Set problem:
Transcribe the material in full, exactly as written.
* * * *
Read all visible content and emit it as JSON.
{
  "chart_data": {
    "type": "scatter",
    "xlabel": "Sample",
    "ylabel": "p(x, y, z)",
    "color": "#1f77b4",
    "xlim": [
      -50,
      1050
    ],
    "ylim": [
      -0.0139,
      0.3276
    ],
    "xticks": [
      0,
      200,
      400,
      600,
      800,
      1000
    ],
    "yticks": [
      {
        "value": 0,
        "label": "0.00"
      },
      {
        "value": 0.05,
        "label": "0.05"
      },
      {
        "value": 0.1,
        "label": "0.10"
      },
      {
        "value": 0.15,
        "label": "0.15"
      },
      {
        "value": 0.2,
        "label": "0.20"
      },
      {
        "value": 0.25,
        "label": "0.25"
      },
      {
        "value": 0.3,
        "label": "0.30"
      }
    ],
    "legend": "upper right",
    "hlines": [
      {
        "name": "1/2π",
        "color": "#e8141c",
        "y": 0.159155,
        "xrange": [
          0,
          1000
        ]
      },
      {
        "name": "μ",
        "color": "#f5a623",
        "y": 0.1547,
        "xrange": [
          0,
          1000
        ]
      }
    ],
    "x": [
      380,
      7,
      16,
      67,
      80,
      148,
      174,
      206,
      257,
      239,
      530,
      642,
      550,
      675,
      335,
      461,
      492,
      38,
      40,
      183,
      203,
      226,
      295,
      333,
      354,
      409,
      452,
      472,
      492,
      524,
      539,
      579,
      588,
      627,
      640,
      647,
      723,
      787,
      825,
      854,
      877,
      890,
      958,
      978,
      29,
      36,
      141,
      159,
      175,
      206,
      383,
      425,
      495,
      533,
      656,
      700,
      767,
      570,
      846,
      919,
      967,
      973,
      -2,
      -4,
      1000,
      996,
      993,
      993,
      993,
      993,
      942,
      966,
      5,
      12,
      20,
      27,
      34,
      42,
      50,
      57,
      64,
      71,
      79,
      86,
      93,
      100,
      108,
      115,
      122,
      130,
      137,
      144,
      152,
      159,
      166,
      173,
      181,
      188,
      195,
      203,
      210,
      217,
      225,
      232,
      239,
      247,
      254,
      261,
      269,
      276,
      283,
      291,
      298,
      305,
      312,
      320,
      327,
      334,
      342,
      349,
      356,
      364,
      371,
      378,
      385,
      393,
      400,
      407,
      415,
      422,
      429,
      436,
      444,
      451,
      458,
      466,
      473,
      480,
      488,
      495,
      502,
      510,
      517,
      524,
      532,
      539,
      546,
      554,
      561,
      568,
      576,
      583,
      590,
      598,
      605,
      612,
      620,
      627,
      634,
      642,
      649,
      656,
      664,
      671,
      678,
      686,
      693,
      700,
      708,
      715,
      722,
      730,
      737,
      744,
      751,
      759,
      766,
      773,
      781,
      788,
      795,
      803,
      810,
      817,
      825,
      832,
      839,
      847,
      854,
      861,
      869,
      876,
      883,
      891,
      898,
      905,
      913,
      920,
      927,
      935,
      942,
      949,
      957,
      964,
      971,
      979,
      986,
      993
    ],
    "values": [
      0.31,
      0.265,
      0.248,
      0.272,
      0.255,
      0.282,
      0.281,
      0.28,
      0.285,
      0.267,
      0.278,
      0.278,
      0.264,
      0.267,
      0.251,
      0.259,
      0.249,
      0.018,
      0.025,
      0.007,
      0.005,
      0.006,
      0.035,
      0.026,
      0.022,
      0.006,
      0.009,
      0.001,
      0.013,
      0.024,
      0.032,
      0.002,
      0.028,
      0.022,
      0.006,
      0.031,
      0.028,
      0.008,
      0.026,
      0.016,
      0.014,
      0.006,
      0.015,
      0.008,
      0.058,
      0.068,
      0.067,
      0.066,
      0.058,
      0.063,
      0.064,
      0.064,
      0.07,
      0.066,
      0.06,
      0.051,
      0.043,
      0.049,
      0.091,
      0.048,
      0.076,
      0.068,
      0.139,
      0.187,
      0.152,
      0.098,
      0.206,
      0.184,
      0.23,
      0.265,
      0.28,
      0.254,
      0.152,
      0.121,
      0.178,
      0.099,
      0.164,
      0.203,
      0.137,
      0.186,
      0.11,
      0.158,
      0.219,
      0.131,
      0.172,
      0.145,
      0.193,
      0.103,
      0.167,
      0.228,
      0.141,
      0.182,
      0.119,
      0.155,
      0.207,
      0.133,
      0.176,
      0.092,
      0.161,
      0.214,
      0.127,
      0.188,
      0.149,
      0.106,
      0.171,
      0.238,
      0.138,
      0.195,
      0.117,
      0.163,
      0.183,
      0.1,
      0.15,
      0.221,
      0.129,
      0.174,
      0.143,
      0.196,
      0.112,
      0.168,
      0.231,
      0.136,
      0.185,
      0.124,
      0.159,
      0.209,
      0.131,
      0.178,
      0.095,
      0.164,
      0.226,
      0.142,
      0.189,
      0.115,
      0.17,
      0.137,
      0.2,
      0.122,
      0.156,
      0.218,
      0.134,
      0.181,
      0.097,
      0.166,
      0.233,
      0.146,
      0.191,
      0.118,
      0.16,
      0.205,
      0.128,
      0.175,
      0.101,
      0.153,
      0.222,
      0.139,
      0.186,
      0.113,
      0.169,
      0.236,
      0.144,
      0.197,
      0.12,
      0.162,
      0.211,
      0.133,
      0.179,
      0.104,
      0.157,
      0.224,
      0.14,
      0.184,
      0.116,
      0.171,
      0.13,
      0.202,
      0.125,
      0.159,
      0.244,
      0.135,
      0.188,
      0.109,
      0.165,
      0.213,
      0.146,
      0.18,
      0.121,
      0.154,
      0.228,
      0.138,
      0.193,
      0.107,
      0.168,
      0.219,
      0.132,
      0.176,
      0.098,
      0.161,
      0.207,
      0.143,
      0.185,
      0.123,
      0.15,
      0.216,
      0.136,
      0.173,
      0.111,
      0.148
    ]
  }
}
* * * *
Worked answer:
Read all visible content and emit it as JSON.
{
  "chart_data": {
    "type": "scatter",
    "xlabel": "Sample",
    "ylabel": "p(x, y, z)",
    "color": "#1f77b4",
    "xlim": [
      -50,
      1050
    ],
    "ylim": [
      -0.0139,
      0.3276
    ],
    "xticks": [
      0,
      200,
      400,
      600,
      800,
      1000
    ],
    "yticks": [
      {
        "value": 0,
        "label": "0.00"
      },
      {
        "value": 0.05,
        "label": "0.05"
      },
      {
        "value": 0.1,
        "label": "0.10"
      },
      {
        "value": 0.15,
        "label": "0.15"
      },
      {
        "value": 0.2,
        "label": "0.20"
      },
      {
        "value": 0.25,
        "label": "0.25"
      },
      {
        "value": 0.3,
        "label": "0.30"
      }
    ],
    "legend": "upper right",
    "hlines": [
      {
        "name": "1/2π",
        "color": "#e8141c",
        "y": 0.159155,
        "xrange": [
          0,
          1000
        ]
      },
      {
        "name": "μ",
        "color": "#f5a623",
        "y": 0.1547,
        "xrange": [
          0,
          1000
        ]
      }
    ],
    "x": [
      380,
      7,
      16,
      67,
      80,
      148,
      174,
      206,
      257,
      239,
      530,
      642,
      550,
      675,
      335,
      461,
      492,
      38,
      40,
      183,
      203,
      226,
      295,
      333,
      354,
      409,
      452,
      472,
      492,
      524,
      539,
      579,
      588,
      627,
      640,
      647,
      723,
      787,
      825,
      854,
      877,
      890,
      958,
      978,
      29,
      36,
      141,
      159,
      175,
      206,
      383,
      425,
      495,
      533,
      656,
      700,
      767,
      570,
      846,
      919,
      967,
      973,
      -2,
      -4,
      1000,
      996,
      993,
      993,
      993,
      993,
      942,
      966,
      5,
      12,
      20,
      27,
      34,
      42,
      50,
      57,
      64,
      71,
      79,
      86,
      93,
      100,
      108,
      115,
      122,
      130,
      137,
      144,
      152,
      159,
      166,
      173,
      181,
      188,
      195,
      203,
      210,
      217,
      225,
      232,
      239,
      247,
      254,
      261,
      269,
      276,
      283,
      291,
      298,
      305,
      312,
      320,
      327,
      334,
      342,
      349,
      356,
      364,
      371,
      378,
      385,
      393,
      400,
      407,
      415,
      422,
      429,
      436,
      444,
      451,
      458,
      466,
      473,
      480,
      488,
      495,
      502,
      510,
      517,
      524,
      532,
      539,
      546,
      554,
      561,
      568,
      576,
      583,
      590,
      598,
      605,
      612,
      620,
      627,
      634,
      642,
      649,
      656,
      664,
      671,
      678,
      686,
      693,
      700,
      708,
      715,
      722,
      730,
      737,
      744,
      751,
      759,
      766,
      773,
      781,
      788,
      795,
      803,
      810,
      817,
      825,
      832,
      839,
      847,
      854,
      861,
      869,
      876,
      883,
      891,
      898,
      905,
      913,
      920,
      927,
      935,
      942,
      949,
      957,
      964,
      971,
      979,
      986,
      993
    ],
    "values": [
      0.31,
      0.265,
      0.248,
      0.272,
      0.255,
      0.282,
      0.281,
      0.28,
      0.285,
      0.267,
      0.278,
      0.278,
      0.264,
      0.267,
      0.251,
      0.259,
      0.249,
      0.018,
      0.025,
      0.007,
      0.005,
      0.006,
      0.035,
      0.026,
      0.022,
      0.006,
      0.009,
      0.001,
      0.013,
      0.024,
      0.032,
      0.002,
      0.028,
      0.022,
      0.006,
      0.031,
      0.028,
      0.008,
      0.026,
      0.016,
      0.014,
      0.006,
      0.015,
      0.008,
      0.058,
      0.068,
      0.067,
      0.066,
      0.058,
      0.063,
      0.064,
      0.064,
      0.07,
      0.066,
      0.06,
      0.051,
      0.043,
      0.049,
      0.091,
      0.048,
      0.076,
      0.068,
      0.139,
      0.187,
      0.152,
      0.098,
      0.206,
      0.184,
      0.23,
      0.265,
      0.28,
      0.254,
      0.152,
      0.121,
      0.178,
      0.099,
      0.164,
      0.203,
      0.137,
      0.186,
      0.11,
      0.158,
      0.219,
      0.131,
      0.172,
      0.145,
      0.193,
      0.103,
      0.167,
      0.228,
      0.141,
      0.182,
      0.119,
      0.155,
      0.207,
      0.133,
      0.176,
      0.092,
      0.161,
      0.214,
      0.127,
      0.188,
      0.149,
      0.106,
      0.171,
      0.238,
      0.138,
      0.195,
      0.117,
      0.163,
      0.183,
      0.1,
      0.15,
      0.221,
      0.129,
      0.174,
      0.143,
      0.196,
      0.112,
      0.168,
      0.231,
      0.136,
      0.185,
      0.124,
      0.159,
      0.209,
      0.131,
      0.178,
      0.095,
      0.164,
      0.226,
      0.142,
      0.189,
      0.115,
      0.17,
      0.137,
      0.2,
      0.122,
      0.156,
      0.218,
      0.134,
      0.181,
      0.097,
      0.166,
      0.233,
      0.146,
      0.191,
      0.118,
      0.16,
      0.205,
      0.128,
      0.175,
      0.101,
      0.153,
      0.222,
      0.139,
      0.186,
      0.113,
      0.169,
      0.236,
      0.144,
      0.197,
      0.12,
      0.162,
      0.211,
      0.133,
      0.179,
      0.104,
      0.157,
      0.224,
      0.14,
      0.184,
      0.116,
      0.171,
      0.13,
      0.202,
      0.125,
      0.159,
      0.244,
      0.135,
      0.188,
      0.109,
      0.165,
      0.213,
      0.146,
      0.18,
      0.121,
      0.154,
      0.228,
      0.138,
      0.193,
      0.107,
      0.168,
      0.219,
      0.132,
      0.176,
      0.098,
      0.161,
      0.207,
      0.143,
      0.185,
      0.123,
      0.15,
      0.216,
      0.136,
      0.173,
      0.111,
      0.148
    ]
  }
}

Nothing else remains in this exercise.